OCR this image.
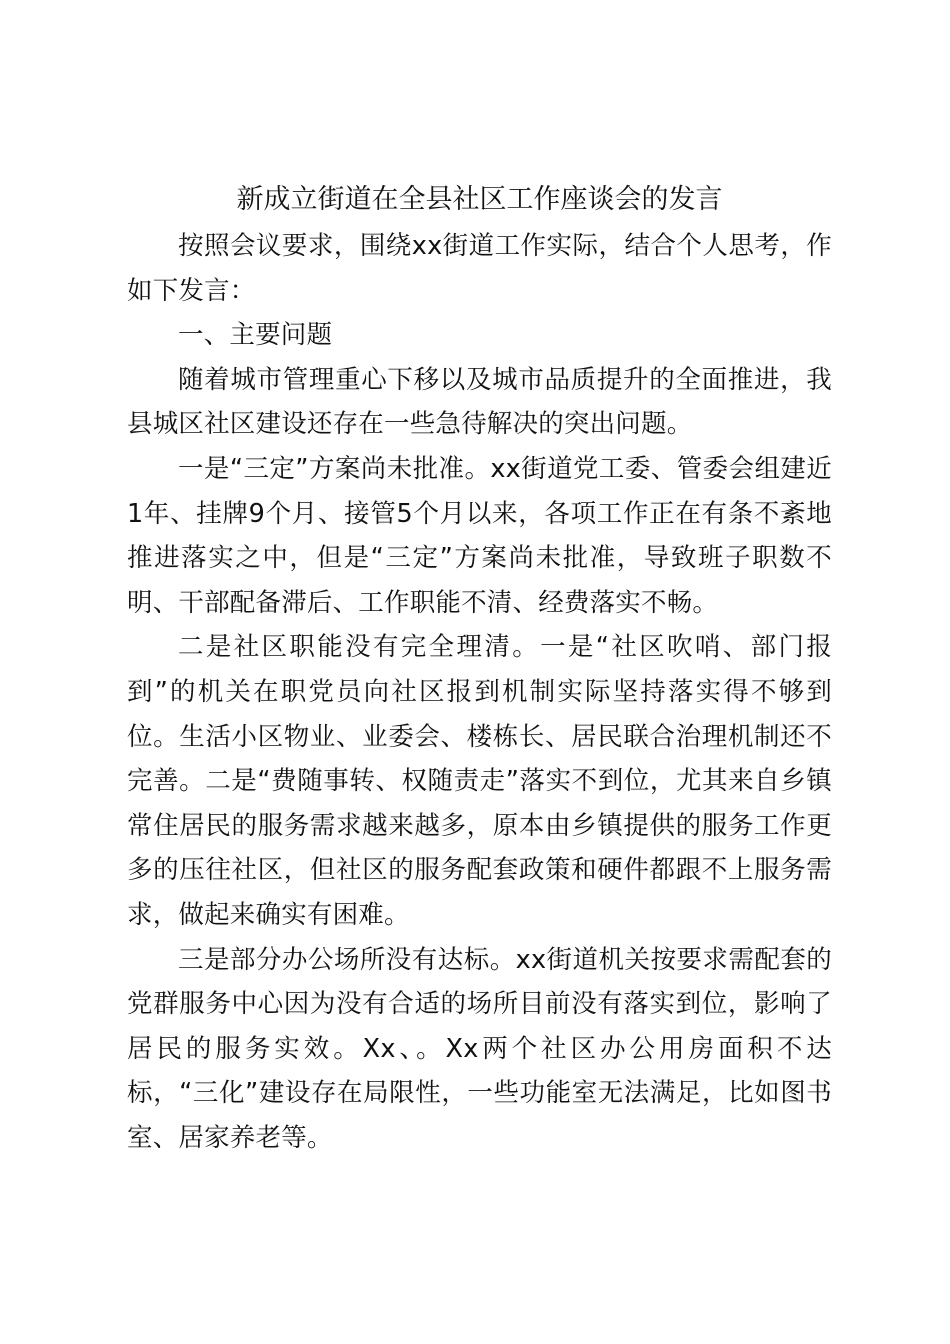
新成立街道在全县社区工作座谈会的发言

按照会议要求，围绕xx街道工作实际，结合个人思考，作如下发言：

一、主要问题

随着城市管理重心下移以及城市品质提升的全面推进，我县城区社区建设还存在一些急待解决的突出问题。

一是“三定”方案尚未批准。xx街道党工委、管委会组建近1年、挂牌9个月、接管5个月以来，各项工作正在有条不紊地推进落实之中，但是“三定”方案尚未批准，导致班子职数不明、干部配备滞后、工作职能不清、经费落实不畅。

二是社区职能没有完全理清。一是“社区吹哨、部门报到”的机关在职党员向社区报到机制实际坚持落实得不够到位。生活小区物业、业委会、楼栋长、居民联合治理机制还不完善。二是“费随事转、权随责走”落实不到位，尤其来自乡镇常住居民的服务需求越来越多，原本由乡镇提供的服务工作更多的压往社区，但社区的服务配套政策和硬件都跟不上服务需求，做起来确实有困难。

三是部分办公场所没有达标。xx街道机关按要求需配套的党群服务中心因为没有合适的场所目前没有落实到位，影响了居民的服务实效。Xx、。Xx两个社区办公用房面积不达标，“三化”建设存在局限性，一些功能室无法满足，比如图书室、居家养老等。
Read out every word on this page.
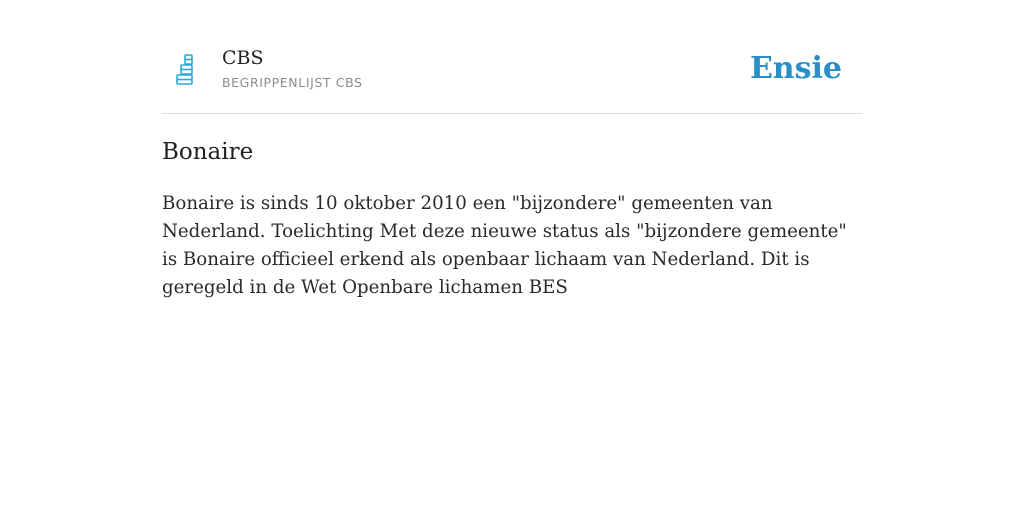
CBS
BEGRIPPENLIJST CBS	Ensie
Bonaire

Bonaire is sinds 10 oktober 2010 een "bijzondere" gemeenten van Nederland. Toelichting Met deze nieuwe status als "bijzondere gemeente" is Bonaire officieel erkend als openbaar lichaam van Nederland. Dit is geregeld in de Wet Openbare lichamen BES
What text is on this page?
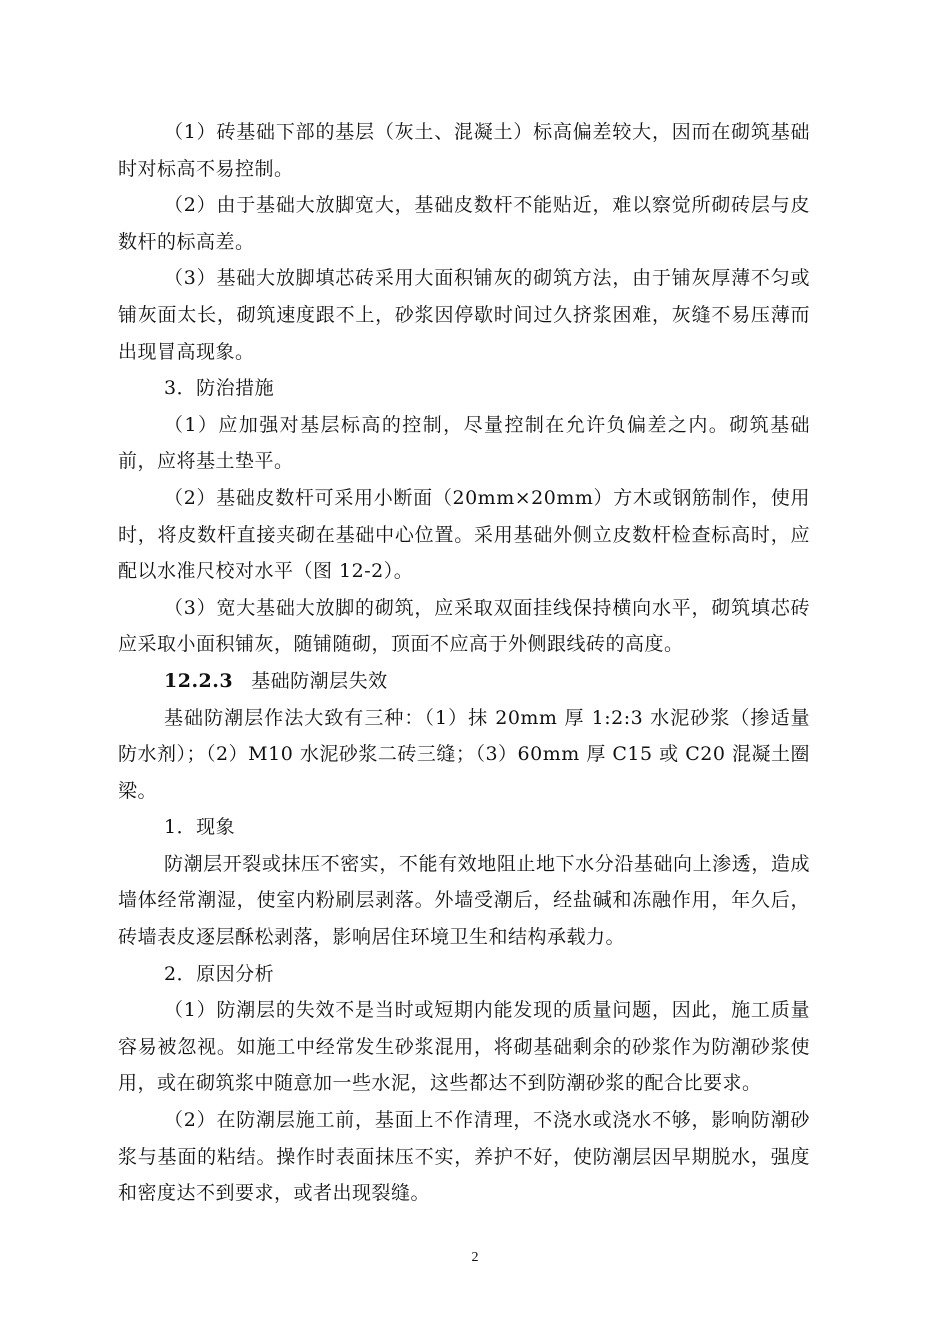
（1）砖基础下部的基层（灰土、混凝土）标高偏差较大，因而在砌筑基础时对标高不易控制。

（2）由于基础大放脚宽大，基础皮数杆不能贴近，难以察觉所砌砖层与皮数杆的标高差。

（3）基础大放脚填芯砖采用大面积铺灰的砌筑方法，由于铺灰厚薄不匀或铺灰面太长，砌筑速度跟不上，砂浆因停歇时间过久挤浆困难，灰缝不易压薄而出现冒高现象。

3．防治措施

（1）应加强对基层标高的控制，尽量控制在允许负偏差之内。砌筑基础前，应将基土垫平。

（2）基础皮数杆可采用小断面（20mm×20mm）方木或钢筋制作，使用时，将皮数杆直接夹砌在基础中心位置。采用基础外侧立皮数杆检查标高时，应配以水准尺校对水平（图 12-2）。

（3）宽大基础大放脚的砌筑，应采取双面挂线保持横向水平，砌筑填芯砖应采取小面积铺灰，随铺随砌，顶面不应高于外侧跟线砖的高度。

12.2.3 基础防潮层失效

基础防潮层作法大致有三种：（1）抹 20mm 厚 1:2:3 水泥砂浆（掺适量防水剂）；（2）M10 水泥砂浆二砖三缝；（3）60mm 厚 C15 或 C20 混凝土圈梁。

1．现象

防潮层开裂或抹压不密实，不能有效地阻止地下水分沿基础向上渗透，造成墙体经常潮湿，使室内粉刷层剥落。外墙受潮后，经盐碱和冻融作用，年久后，砖墙表皮逐层酥松剥落，影响居住环境卫生和结构承载力。

2．原因分析

（1）防潮层的失效不是当时或短期内能发现的质量问题，因此，施工质量容易被忽视。如施工中经常发生砂浆混用，将砌基础剩余的砂浆作为防潮砂浆使用，或在砌筑浆中随意加一些水泥，这些都达不到防潮砂浆的配合比要求。

（2）在防潮层施工前，基面上不作清理，不浇水或浇水不够，影响防潮砂浆与基面的粘结。操作时表面抹压不实，养护不好，使防潮层因早期脱水，强度和密度达不到要求，或者出现裂缝。

2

──────────

● **Prompt**
Write out the listing above exactly as it stands, pictures excluded.

● **Answer to the exercise**
OCR this image.
新成立街道在全县社区工作座谈会的发言

按照会议要求，围绕xx街道工作实际，结合个人思考，作如下发言：

一、主要问题

随着城市管理重心下移以及城市品质提升的全面推进，我县城区社区建设还存在一些急待解决的突出问题。

一是“三定”方案尚未批准。xx街道党工委、管委会组建近1年、挂牌9个月、接管5个月以来，各项工作正在有条不紊地推进落实之中，但是“三定”方案尚未批准，导致班子职数不明、干部配备滞后、工作职能不清、经费落实不畅。

二是社区职能没有完全理清。一是“社区吹哨、部门报到”的机关在职党员向社区报到机制实际坚持落实得不够到位。生活小区物业、业委会、楼栋长、居民联合治理机制还不完善。二是“费随事转、权随责走”落实不到位，尤其来自乡镇常住居民的服务需求越来越多，原本由乡镇提供的服务工作更多的压往社区，但社区的服务配套政策和硬件都跟不上服务需求，做起来确实有困难。

三是部分办公场所没有达标。xx街道机关按要求需配套的党群服务中心因为没有合适的场所目前没有落实到位，影响了居民的服务实效。Xx、。Xx两个社区办公用房面积不达标，“三化”建设存在局限性，一些功能室无法满足，比如图书室、居家养老等。
Read out every word on this page.
CBS
BEGRIPPENLIJST CBS	Ensie
Bonaire

Bonaire is sinds 10 oktober 2010 een "bijzondere" gemeenten van Nederland. Toelichting Met deze nieuwe status als "bijzondere gemeente" is Bonaire officieel erkend als openbaar lichaam van Nederland. Dit is geregeld in de Wet Openbare lichamen BES
What text is on this page?
（1）砖基础下部的基层（灰土、混凝土）标高偏差较大，因而在砌筑基础时对标高不易控制。

（2）由于基础大放脚宽大，基础皮数杆不能贴近，难以察觉所砌砖层与皮数杆的标高差。

（3）基础大放脚填芯砖采用大面积铺灰的砌筑方法，由于铺灰厚薄不匀或铺灰面太长，砌筑速度跟不上，砂浆因停歇时间过久挤浆困难，灰缝不易压薄而出现冒高现象。

3．防治措施

（1）应加强对基层标高的控制，尽量控制在允许负偏差之内。砌筑基础前，应将基土垫平。

（2）基础皮数杆可采用小断面（20mm×20mm）方木或钢筋制作，使用时，将皮数杆直接夹砌在基础中心位置。采用基础外侧立皮数杆检查标高时，应配以水准尺校对水平（图 12-2）。

（3）宽大基础大放脚的砌筑，应采取双面挂线保持横向水平，砌筑填芯砖应采取小面积铺灰，随铺随砌，顶面不应高于外侧跟线砖的高度。

12.2.3 基础防潮层失效

基础防潮层作法大致有三种：（1）抹 20mm 厚 1:2:3 水泥砂浆（掺适量防水剂）；（2）M10 水泥砂浆二砖三缝；（3）60mm 厚 C15 或 C20 混凝土圈梁。

1．现象

防潮层开裂或抹压不密实，不能有效地阻止地下水分沿基础向上渗透，造成墙体经常潮湿，使室内粉刷层剥落。外墙受潮后，经盐碱和冻融作用，年久后，砖墙表皮逐层酥松剥落，影响居住环境卫生和结构承载力。

2．原因分析

（1）防潮层的失效不是当时或短期内能发现的质量问题，因此，施工质量容易被忽视。如施工中经常发生砂浆混用，将砌基础剩余的砂浆作为防潮砂浆使用，或在砌筑浆中随意加一些水泥，这些都达不到防潮砂浆的配合比要求。

（2）在防潮层施工前，基面上不作清理，不浇水或浇水不够，影响防潮砂浆与基面的粘结。操作时表面抹压不实，养护不好，使防潮层因早期脱水，强度和密度达不到要求，或者出现裂缝。

2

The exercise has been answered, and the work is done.